Dataset entries:
* * *

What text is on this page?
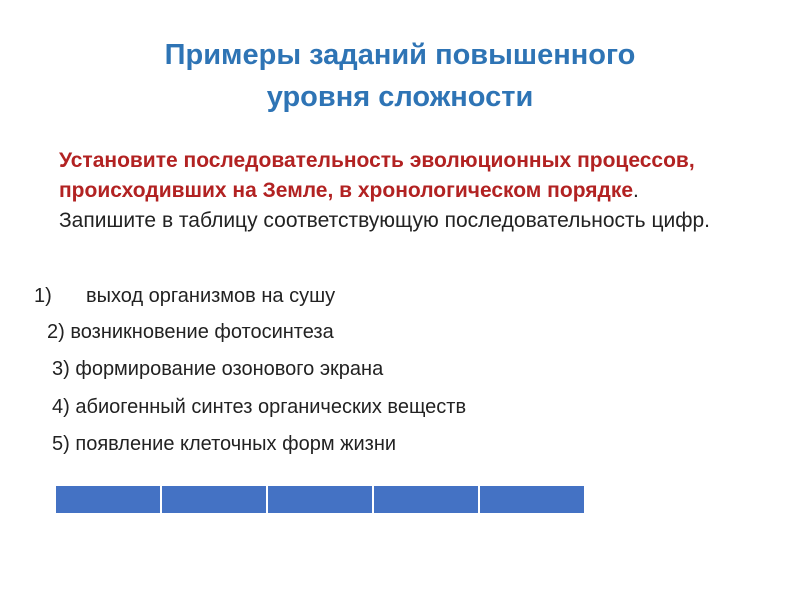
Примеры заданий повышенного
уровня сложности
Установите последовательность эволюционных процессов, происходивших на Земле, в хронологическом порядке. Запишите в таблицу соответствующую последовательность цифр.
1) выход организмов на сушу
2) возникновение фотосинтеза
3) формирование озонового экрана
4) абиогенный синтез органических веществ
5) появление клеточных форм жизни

* * *

TASK PROMPT: All records should be output exactly, with the pictures left out.

FINISHED EXERCISE:
What text is on this page?
Примеры заданий повышенного
уровня сложности
Установите последовательность эволюционных процессов, происходивших на Земле, в хронологическом порядке. Запишите в таблицу соответствующую последовательность цифр.
1) выход организмов на сушу
2) возникновение фотосинтеза
3) формирование озонового экрана
4) абиогенный синтез органических веществ
5) появление клеточных форм жизни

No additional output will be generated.